WHAT YOU HAVE TO DO - Write out every entry, unchanged. Skip any picture.

DATA ROWS -
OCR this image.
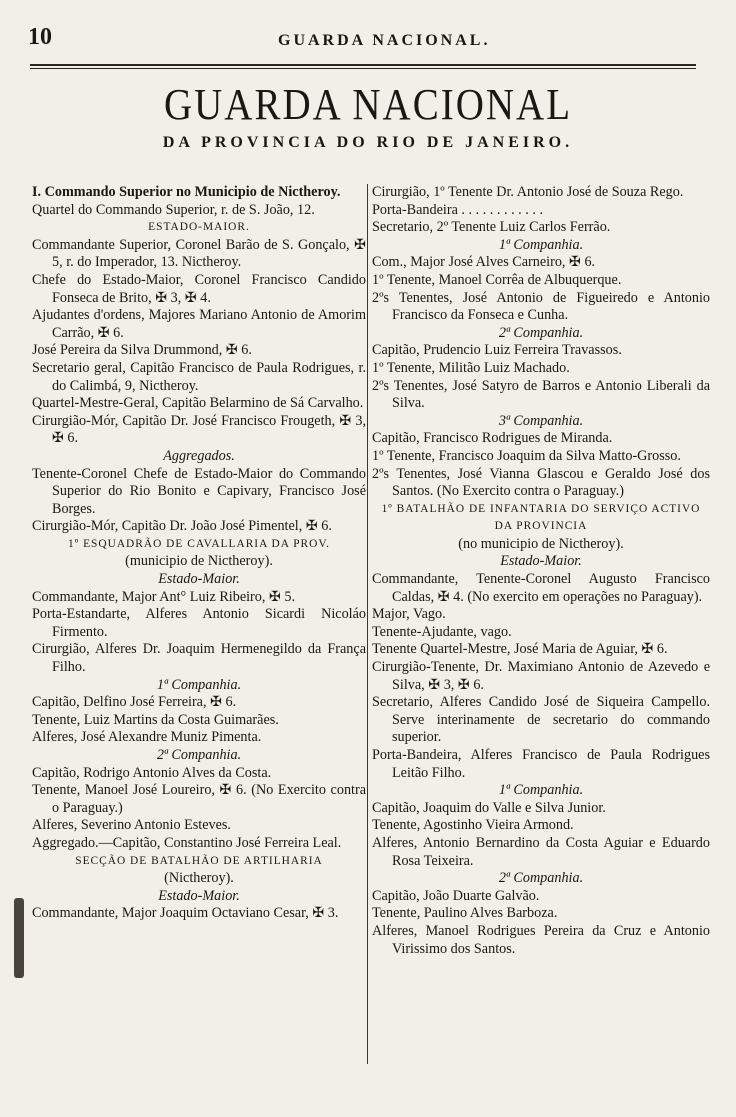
10	GUARDA NACIONAL.
GUARDA NACIONAL
DA PROVINCIA DO RIO DE JANEIRO.

I. Commando Superior no Municipio de Nictheroy.

Quartel do Commando Superior, r. de S. João, 12.

ESTADO-MAIOR.

Commandante Superior, Coronel Barão de S. Gonçalo, ✠ 5, r. do Imperador, 13. Nictheroy.

Chefe do Estado-Maior, Coronel Francisco Candido Fonseca de Brito, ✠ 3, ✠ 4.

Ajudantes d'ordens, Majores Mariano Antonio de Amorim Carrão, ✠ 6.

José Pereira da Silva Drummond, ✠ 6.

Secretario geral, Capitão Francisco de Paula Rodrigues, r. do Calimbá, 9, Nictheroy.

Quartel-Mestre-Geral, Capitão Belarmino de Sá Carvalho.

Cirurgião-Mór, Capitão Dr. José Francisco Frougeth, ✠ 3, ✠ 6.

Aggregados.

Tenente-Coronel Chefe de Estado-Maior do Commando Superior do Rio Bonito e Capivary, Francisco José Borges.

Cirurgião-Mór, Capitão Dr. João José Pimentel, ✠ 6.

1º ESQUADRÃO DE CAVALLARIA DA PROV.

(municipio de Nictheroy).

Estado-Maior.

Commandante, Major Ant° Luiz Ribeiro, ✠ 5.

Porta-Estandarte, Alferes Antonio Sicardi Nicoláo Firmento.

Cirurgião, Alferes Dr. Joaquim Hermenegildo da França Filho.

1ª Companhia.

Capitão, Delfino José Ferreira, ✠ 6.

Tenente, Luiz Martins da Costa Guimarães.

Alferes, José Alexandre Muniz Pimenta.

2ª Companhia.

Capitão, Rodrigo Antonio Alves da Costa.

Tenente, Manoel José Loureiro, ✠ 6. (No Exercito contra o Paraguay.)

Alferes, Severino Antonio Esteves.

Aggregado.—Capitão, Constantino José Ferreira Leal.

SECÇÃO DE BATALHÃO DE ARTILHARIA

(Nictheroy).

Estado-Maior.

Commandante, Major Joaquim Octaviano Cesar, ✠ 3.

Cirurgião, 1º Tenente Dr. Antonio José de Souza Rego.

Porta-Bandeira . . . . . . . . . . . .

Secretario, 2º Tenente Luiz Carlos Ferrão.

1ª Companhia.

Com., Major José Alves Carneiro, ✠ 6.

1º Tenente, Manoel Corrêa de Albuquerque.

2ºs Tenentes, José Antonio de Figueiredo e Antonio Francisco da Fonseca e Cunha.

2ª Companhia.

Capitão, Prudencio Luiz Ferreira Travassos.

1º Tenente, Militão Luiz Machado.

2ºs Tenentes, José Satyro de Barros e Antonio Liberali da Silva.

3ª Companhia.

Capitão, Francisco Rodrigues de Miranda.

1º Tenente, Francisco Joaquim da Silva Matto-Grosso.

2ºs Tenentes, José Vianna Glascou e Geraldo José dos Santos. (No Exercito contra o Paraguay.)

1º BATALHÃO DE INFANTARIA DO SERVIÇO ACTIVO DA PROVINCIA

(no municipio de Nictheroy).

Estado-Maior.

Commandante, Tenente-Coronel Augusto Francisco Caldas, ✠ 4. (No exercito em operações no Paraguay).

Major, Vago.

Tenente-Ajudante, vago.

Tenente Quartel-Mestre, José Maria de Aguiar, ✠ 6.

Cirurgião-Tenente, Dr. Maximiano Antonio de Azevedo e Silva, ✠ 3, ✠ 6.

Secretario, Alferes Candido José de Siqueira Campello. Serve interinamente de secretario do commando superior.

Porta-Bandeira, Alferes Francisco de Paula Rodrigues Leitão Filho.

1ª Companhia.

Capitão, Joaquim do Valle e Silva Junior.

Tenente, Agostinho Vieira Armond.

Alferes, Antonio Bernardino da Costa Aguiar e Eduardo Rosa Teixeira.

2ª Companhia.

Capitão, João Duarte Galvão.

Tenente, Paulino Alves Barboza.

Alferes, Manoel Rodrigues Pereira da Cruz e Antonio Virissimo dos Santos.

RIGHT ANSWER -
OCR this image.
10	GUARDA NACIONAL.
GUARDA NACIONAL
DA PROVINCIA DO RIO DE JANEIRO.

I. Commando Superior no Municipio de Nictheroy.

Quartel do Commando Superior, r. de S. João, 12.

ESTADO-MAIOR.

Commandante Superior, Coronel Barão de S. Gonçalo, ✠ 5, r. do Imperador, 13. Nictheroy.

Chefe do Estado-Maior, Coronel Francisco Candido Fonseca de Brito, ✠ 3, ✠ 4.

Ajudantes d'ordens, Majores Mariano Antonio de Amorim Carrão, ✠ 6.

José Pereira da Silva Drummond, ✠ 6.

Secretario geral, Capitão Francisco de Paula Rodrigues, r. do Calimbá, 9, Nictheroy.

Quartel-Mestre-Geral, Capitão Belarmino de Sá Carvalho.

Cirurgião-Mór, Capitão Dr. José Francisco Frougeth, ✠ 3, ✠ 6.

Aggregados.

Tenente-Coronel Chefe de Estado-Maior do Commando Superior do Rio Bonito e Capivary, Francisco José Borges.

Cirurgião-Mór, Capitão Dr. João José Pimentel, ✠ 6.

1º ESQUADRÃO DE CAVALLARIA DA PROV.

(municipio de Nictheroy).

Estado-Maior.

Commandante, Major Ant° Luiz Ribeiro, ✠ 5.

Porta-Estandarte, Alferes Antonio Sicardi Nicoláo Firmento.

Cirurgião, Alferes Dr. Joaquim Hermenegildo da França Filho.

1ª Companhia.

Capitão, Delfino José Ferreira, ✠ 6.

Tenente, Luiz Martins da Costa Guimarães.

Alferes, José Alexandre Muniz Pimenta.

2ª Companhia.

Capitão, Rodrigo Antonio Alves da Costa.

Tenente, Manoel José Loureiro, ✠ 6. (No Exercito contra o Paraguay.)

Alferes, Severino Antonio Esteves.

Aggregado.—Capitão, Constantino José Ferreira Leal.

SECÇÃO DE BATALHÃO DE ARTILHARIA

(Nictheroy).

Estado-Maior.

Commandante, Major Joaquim Octaviano Cesar, ✠ 3.

Cirurgião, 1º Tenente Dr. Antonio José de Souza Rego.

Porta-Bandeira . . . . . . . . . . . .

Secretario, 2º Tenente Luiz Carlos Ferrão.

1ª Companhia.

Com., Major José Alves Carneiro, ✠ 6.

1º Tenente, Manoel Corrêa de Albuquerque.

2ºs Tenentes, José Antonio de Figueiredo e Antonio Francisco da Fonseca e Cunha.

2ª Companhia.

Capitão, Prudencio Luiz Ferreira Travassos.

1º Tenente, Militão Luiz Machado.

2ºs Tenentes, José Satyro de Barros e Antonio Liberali da Silva.

3ª Companhia.

Capitão, Francisco Rodrigues de Miranda.

1º Tenente, Francisco Joaquim da Silva Matto-Grosso.

2ºs Tenentes, José Vianna Glascou e Geraldo José dos Santos. (No Exercito contra o Paraguay.)

1º BATALHÃO DE INFANTARIA DO SERVIÇO ACTIVO DA PROVINCIA

(no municipio de Nictheroy).

Estado-Maior.

Commandante, Tenente-Coronel Augusto Francisco Caldas, ✠ 4. (No exercito em operações no Paraguay).

Major, Vago.

Tenente-Ajudante, vago.

Tenente Quartel-Mestre, José Maria de Aguiar, ✠ 6.

Cirurgião-Tenente, Dr. Maximiano Antonio de Azevedo e Silva, ✠ 3, ✠ 6.

Secretario, Alferes Candido José de Siqueira Campello. Serve interinamente de secretario do commando superior.

Porta-Bandeira, Alferes Francisco de Paula Rodrigues Leitão Filho.

1ª Companhia.

Capitão, Joaquim do Valle e Silva Junior.

Tenente, Agostinho Vieira Armond.

Alferes, Antonio Bernardino da Costa Aguiar e Eduardo Rosa Teixeira.

2ª Companhia.

Capitão, João Duarte Galvão.

Tenente, Paulino Alves Barboza.

Alferes, Manoel Rodrigues Pereira da Cruz e Antonio Virissimo dos Santos.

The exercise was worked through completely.